====== Document section ======
Believe it or not, I don't have an answer to that question.

And quite seriously, no matter how strongly you feel about this issue, or how dispassionately you look at these Middle Eastern conflicts, an accurate estimate will be invaluable in anticipating just what direction the Iraq War will go in over the next several months. The 'facts on the ground' can override any other consideration.

Right now, I haven't the foggiest idea. Does the tipping point mean over half of all our ground troops suffering from brain damage, PTSD and serious or crippling physical injuries? Two thirds? More? And when do we get to that particular point? But again, laying politics aside, I would really like to hear everyone's best assessment. Please let me know what you think.

Thank you.

Future Imperative


Blogger Kathie Costos said...

Thank you for posting about PTSD. You posted a great question. The risk of developing PTSD is on average, from any kind of trauma, one out of three. This comes in different degrees. Yet the redeployments raise the risk of developing PTSD by 50%. As bad as the reported rates are, they are no where close to reality. You have to keep in mind several things;
There have been over 22,000 "personality disorder" discharges. These men and women are not counted in the PTSD figures.

There is a backlog of VA claims of 600,000. Although not all are seeking compensation for PTSD or TBI, the majority are. These claims are harder to prove. Until the VA rates them, they are not counted. It is the same with the DOD. No rating, not counted.
====== Source information ======
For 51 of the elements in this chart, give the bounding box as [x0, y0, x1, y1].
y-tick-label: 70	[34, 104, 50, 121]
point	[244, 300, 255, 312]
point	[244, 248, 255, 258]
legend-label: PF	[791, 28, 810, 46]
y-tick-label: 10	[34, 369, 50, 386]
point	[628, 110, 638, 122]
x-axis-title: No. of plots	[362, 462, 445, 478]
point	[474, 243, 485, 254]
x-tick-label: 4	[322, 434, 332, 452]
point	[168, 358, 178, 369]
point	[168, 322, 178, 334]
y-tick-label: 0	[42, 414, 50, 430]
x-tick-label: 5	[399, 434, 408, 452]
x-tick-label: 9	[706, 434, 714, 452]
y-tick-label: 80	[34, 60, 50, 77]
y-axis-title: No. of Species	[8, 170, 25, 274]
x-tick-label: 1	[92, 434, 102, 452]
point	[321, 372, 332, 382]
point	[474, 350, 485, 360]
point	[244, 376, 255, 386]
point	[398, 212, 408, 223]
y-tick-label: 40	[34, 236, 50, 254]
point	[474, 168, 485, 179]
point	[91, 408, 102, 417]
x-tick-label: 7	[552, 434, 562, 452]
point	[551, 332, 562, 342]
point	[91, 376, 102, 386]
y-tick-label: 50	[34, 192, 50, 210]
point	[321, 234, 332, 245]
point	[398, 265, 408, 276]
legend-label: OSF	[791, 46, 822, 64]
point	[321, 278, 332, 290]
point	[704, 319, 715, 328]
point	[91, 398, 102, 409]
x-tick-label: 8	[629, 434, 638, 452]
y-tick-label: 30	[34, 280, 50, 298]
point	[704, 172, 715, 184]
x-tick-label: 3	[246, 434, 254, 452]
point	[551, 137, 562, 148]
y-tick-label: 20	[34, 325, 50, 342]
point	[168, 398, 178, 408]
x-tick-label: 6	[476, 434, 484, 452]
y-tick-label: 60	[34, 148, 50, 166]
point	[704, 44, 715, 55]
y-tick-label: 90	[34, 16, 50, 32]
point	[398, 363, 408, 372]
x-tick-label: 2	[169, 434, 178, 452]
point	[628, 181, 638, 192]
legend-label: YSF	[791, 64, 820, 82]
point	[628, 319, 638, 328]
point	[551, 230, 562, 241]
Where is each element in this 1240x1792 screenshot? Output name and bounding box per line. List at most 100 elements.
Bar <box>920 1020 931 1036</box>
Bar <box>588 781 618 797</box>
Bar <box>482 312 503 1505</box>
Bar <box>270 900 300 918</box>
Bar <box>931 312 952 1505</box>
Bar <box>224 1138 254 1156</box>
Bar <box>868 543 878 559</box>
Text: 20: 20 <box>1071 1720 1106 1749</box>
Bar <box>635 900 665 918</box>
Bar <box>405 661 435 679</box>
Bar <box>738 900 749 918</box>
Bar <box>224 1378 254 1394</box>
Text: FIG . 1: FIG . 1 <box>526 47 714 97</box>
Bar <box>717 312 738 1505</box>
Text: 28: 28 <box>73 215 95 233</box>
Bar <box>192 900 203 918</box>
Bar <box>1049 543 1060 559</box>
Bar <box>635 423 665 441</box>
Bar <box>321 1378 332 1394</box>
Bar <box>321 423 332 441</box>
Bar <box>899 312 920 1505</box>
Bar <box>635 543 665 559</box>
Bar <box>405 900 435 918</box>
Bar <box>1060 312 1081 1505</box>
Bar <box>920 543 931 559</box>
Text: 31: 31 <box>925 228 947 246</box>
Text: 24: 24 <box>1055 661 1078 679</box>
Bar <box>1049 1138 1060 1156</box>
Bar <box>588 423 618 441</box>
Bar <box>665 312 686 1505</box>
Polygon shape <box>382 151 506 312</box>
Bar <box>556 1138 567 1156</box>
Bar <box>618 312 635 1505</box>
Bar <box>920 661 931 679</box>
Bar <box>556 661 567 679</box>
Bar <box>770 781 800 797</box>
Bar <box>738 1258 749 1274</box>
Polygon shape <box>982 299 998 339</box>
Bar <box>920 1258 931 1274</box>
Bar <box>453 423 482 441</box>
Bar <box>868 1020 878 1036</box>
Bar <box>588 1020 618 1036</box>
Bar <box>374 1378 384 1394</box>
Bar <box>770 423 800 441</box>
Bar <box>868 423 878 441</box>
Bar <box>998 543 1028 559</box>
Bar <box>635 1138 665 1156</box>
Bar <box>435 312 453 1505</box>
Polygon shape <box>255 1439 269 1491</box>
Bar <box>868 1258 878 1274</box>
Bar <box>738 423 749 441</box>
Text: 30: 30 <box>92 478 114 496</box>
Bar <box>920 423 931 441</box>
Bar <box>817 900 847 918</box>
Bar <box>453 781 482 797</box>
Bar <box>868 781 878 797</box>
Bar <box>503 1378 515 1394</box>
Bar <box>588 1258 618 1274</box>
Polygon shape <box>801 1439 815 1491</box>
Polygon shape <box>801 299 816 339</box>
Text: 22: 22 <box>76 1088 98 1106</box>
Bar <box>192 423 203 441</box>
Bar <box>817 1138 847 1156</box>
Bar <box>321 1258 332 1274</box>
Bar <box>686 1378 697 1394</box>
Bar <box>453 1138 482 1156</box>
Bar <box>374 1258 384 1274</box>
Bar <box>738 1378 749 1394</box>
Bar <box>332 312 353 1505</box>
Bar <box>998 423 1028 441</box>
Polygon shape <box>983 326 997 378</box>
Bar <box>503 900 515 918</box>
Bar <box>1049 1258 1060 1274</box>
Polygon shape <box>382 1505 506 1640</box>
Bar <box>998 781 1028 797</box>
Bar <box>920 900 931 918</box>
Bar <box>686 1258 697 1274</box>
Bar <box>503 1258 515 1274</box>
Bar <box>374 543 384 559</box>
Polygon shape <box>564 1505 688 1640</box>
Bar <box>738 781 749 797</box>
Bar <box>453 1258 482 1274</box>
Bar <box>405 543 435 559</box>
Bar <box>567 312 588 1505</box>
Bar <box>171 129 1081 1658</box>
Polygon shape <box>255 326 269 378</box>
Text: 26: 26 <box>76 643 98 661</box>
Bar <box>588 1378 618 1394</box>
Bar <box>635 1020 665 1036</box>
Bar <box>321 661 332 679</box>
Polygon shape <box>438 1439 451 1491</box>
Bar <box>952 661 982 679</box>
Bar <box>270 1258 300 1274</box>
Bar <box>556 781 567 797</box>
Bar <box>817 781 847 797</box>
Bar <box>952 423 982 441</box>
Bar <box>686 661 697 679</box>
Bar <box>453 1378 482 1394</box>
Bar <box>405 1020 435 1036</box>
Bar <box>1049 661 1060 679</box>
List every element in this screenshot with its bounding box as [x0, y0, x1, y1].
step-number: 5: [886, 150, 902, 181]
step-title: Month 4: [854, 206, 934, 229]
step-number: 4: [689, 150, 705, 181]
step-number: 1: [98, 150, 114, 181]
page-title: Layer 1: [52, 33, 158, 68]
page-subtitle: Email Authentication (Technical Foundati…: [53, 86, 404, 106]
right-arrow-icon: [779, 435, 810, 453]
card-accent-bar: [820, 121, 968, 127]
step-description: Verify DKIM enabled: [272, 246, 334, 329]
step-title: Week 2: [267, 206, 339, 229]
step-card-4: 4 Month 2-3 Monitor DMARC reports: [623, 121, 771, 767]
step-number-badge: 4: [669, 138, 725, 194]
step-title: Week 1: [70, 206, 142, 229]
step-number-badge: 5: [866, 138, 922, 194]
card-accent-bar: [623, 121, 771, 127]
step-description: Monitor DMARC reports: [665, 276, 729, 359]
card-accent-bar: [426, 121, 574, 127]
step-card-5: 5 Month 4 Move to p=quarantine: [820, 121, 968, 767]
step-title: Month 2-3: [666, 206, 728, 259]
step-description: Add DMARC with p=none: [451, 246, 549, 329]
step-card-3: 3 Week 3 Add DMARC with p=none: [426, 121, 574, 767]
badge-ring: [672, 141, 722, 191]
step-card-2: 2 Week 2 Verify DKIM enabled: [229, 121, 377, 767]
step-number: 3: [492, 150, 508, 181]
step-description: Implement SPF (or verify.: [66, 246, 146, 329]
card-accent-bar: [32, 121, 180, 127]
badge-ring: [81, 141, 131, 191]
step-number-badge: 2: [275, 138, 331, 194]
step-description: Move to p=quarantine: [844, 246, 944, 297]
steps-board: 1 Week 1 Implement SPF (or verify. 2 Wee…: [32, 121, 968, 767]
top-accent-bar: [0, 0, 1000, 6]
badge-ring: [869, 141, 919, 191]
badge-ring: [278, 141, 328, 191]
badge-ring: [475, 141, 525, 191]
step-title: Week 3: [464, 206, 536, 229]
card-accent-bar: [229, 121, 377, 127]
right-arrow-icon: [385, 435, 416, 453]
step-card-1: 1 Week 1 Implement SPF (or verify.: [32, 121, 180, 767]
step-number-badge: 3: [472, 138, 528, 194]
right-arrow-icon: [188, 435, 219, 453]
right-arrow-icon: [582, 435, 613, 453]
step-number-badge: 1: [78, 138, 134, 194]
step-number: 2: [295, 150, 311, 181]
======
- What to work on:
**1.** In the Iraq War post, how large is the backlog of VA claims?
**2.** List the conditions that the Iraq War post names when it asks what the tipping point might mean for ground troops.
**3.** Continue the Iraq War post from where it stops.

- Numbered answers:
**1.** 600,000

**2.**
- brain damage
- PTSD
- serious or crippling physical injuries

**3.**
With the numbers we are seeing now, there is also the fact that many will only experience mild PTSD, able to function, until they are exposed to another traumatic event, a secondary stressor, which sends their PTSD out of control.

Some will end up years later seeking help for PTSD. The VA is seeing veterans from the Gulf War, Vietnam and Korea, even WWII, suddenly needing help for PTSD. Most do have the excuse they had no clue what was wrong with them.

With Vietnam, the majority did one, one year tour, yet that produced 500,000 PTSD wounded by 1978. In the next few years, the real PTSD figures will probably reach 700,000 from Iraq and Afghanistan. Although there were more soldiers in Vietnam, the redeployments are causing most of the increased rates of PTSD because of the re-exposures.

The other thing to keep in mind is that PTSD strikes with one natural disaster, as with the people of New Orleans with Katrina and tornadoes, one violent crime, as with 9-11 and New York or a rape. Once in a lifetime event, that can change the rest of a life. With police, firemen and emergency responders, they are exposed to traumatic events often, which makes their PTSD risk higher than the general population, yet very little is done to raise awareness for them. With the military deployed to Iraq and Afghanistan, as well as past combats, their exposure to traumatic events is almost a daily occurrence.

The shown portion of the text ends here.